| Directions |
Scan the lines below; pull out those with "physical".

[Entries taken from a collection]
## START

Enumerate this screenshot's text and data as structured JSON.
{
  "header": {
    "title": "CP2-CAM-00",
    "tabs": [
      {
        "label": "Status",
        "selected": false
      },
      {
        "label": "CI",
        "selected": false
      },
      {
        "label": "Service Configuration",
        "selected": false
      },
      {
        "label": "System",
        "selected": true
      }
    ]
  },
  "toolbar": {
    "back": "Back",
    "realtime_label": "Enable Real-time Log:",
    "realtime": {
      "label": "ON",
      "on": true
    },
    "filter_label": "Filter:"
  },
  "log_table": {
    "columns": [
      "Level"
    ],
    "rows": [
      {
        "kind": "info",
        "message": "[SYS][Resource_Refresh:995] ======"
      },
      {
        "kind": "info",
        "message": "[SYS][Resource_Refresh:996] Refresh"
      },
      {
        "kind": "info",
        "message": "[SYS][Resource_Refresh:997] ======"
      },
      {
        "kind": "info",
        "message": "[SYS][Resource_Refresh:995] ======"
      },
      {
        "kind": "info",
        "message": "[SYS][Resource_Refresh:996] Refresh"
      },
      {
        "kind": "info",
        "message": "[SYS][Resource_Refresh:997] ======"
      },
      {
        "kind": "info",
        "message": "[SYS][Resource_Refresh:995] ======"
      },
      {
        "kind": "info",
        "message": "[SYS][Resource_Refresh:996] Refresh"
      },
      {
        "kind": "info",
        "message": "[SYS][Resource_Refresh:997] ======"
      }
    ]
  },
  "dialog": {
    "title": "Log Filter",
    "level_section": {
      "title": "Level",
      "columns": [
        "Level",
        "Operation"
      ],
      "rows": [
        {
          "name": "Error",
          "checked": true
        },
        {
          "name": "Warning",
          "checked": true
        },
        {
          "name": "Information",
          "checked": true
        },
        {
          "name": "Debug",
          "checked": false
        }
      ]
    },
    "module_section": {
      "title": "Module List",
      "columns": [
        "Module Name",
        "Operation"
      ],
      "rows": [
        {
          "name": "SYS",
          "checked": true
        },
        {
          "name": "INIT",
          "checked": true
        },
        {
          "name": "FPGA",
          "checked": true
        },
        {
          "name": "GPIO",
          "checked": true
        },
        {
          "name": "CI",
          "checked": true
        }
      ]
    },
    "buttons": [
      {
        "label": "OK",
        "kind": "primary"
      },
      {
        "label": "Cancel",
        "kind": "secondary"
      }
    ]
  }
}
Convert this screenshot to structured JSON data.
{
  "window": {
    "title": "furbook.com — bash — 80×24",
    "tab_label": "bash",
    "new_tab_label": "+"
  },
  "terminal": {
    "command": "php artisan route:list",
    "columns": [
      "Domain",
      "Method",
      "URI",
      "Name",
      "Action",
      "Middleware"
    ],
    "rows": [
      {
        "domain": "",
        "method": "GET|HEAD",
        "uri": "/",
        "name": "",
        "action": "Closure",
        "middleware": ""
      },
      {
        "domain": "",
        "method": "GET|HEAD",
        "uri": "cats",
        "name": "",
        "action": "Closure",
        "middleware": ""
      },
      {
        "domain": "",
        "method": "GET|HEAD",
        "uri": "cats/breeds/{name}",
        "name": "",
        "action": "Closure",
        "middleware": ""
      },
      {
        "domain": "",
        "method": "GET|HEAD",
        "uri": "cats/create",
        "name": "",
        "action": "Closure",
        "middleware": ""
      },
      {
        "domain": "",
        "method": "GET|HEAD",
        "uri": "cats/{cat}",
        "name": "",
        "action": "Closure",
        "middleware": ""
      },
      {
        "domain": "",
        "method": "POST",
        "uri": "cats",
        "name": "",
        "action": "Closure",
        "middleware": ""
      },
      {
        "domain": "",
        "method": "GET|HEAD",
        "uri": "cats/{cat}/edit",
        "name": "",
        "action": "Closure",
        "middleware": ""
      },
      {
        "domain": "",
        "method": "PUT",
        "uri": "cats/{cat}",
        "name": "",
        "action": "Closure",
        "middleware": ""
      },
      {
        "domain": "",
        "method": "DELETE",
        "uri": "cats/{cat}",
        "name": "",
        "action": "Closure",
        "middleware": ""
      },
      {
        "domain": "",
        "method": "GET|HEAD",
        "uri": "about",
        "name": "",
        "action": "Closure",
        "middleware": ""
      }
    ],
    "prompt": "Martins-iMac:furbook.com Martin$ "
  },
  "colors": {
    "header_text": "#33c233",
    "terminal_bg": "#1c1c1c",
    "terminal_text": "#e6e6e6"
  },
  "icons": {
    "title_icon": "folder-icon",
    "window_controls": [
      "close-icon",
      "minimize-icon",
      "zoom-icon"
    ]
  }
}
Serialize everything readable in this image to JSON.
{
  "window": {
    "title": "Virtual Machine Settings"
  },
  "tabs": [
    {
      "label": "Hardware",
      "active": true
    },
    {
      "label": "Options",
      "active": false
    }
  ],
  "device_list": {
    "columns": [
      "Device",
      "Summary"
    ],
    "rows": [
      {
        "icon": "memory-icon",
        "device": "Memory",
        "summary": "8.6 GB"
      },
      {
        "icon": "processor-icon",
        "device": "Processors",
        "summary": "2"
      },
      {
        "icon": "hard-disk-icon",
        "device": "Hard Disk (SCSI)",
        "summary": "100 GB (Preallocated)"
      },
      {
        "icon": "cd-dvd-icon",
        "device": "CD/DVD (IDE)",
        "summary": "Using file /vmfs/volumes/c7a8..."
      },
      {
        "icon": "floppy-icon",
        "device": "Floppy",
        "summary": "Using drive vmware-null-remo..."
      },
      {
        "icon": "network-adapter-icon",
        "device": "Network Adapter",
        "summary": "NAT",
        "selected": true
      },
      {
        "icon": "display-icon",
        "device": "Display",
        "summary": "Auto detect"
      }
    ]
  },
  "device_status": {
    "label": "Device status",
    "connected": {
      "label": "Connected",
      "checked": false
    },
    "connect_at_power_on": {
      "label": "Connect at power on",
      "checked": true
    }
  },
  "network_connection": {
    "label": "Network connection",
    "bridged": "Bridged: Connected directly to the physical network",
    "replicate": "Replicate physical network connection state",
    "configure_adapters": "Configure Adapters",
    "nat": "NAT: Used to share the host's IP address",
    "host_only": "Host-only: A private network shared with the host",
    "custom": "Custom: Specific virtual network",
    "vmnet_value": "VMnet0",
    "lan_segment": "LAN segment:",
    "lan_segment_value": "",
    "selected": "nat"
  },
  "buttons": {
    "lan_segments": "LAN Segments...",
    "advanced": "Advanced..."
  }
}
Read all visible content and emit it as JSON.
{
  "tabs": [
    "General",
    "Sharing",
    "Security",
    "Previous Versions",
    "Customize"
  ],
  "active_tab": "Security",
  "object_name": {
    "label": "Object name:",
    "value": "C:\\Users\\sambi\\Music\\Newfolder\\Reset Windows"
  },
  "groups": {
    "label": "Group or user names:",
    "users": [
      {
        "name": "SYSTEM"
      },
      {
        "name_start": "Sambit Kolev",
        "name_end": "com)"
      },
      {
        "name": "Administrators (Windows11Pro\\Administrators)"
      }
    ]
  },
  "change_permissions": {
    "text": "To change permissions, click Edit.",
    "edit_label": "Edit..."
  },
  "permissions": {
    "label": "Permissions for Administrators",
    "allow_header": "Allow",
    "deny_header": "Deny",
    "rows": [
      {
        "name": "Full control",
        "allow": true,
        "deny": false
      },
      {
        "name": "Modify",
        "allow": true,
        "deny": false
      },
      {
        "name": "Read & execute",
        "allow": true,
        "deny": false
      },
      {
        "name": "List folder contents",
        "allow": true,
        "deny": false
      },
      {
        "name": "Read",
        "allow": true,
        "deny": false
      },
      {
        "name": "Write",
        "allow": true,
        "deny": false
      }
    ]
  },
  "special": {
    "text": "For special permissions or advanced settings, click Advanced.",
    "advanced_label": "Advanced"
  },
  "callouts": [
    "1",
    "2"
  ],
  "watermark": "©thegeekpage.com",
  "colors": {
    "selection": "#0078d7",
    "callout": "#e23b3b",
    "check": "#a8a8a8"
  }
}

## END

| Task solution |
    "bridged": "Bridged: Connected directly to the physical network",
    "replicate": "Replicate physical network connection state",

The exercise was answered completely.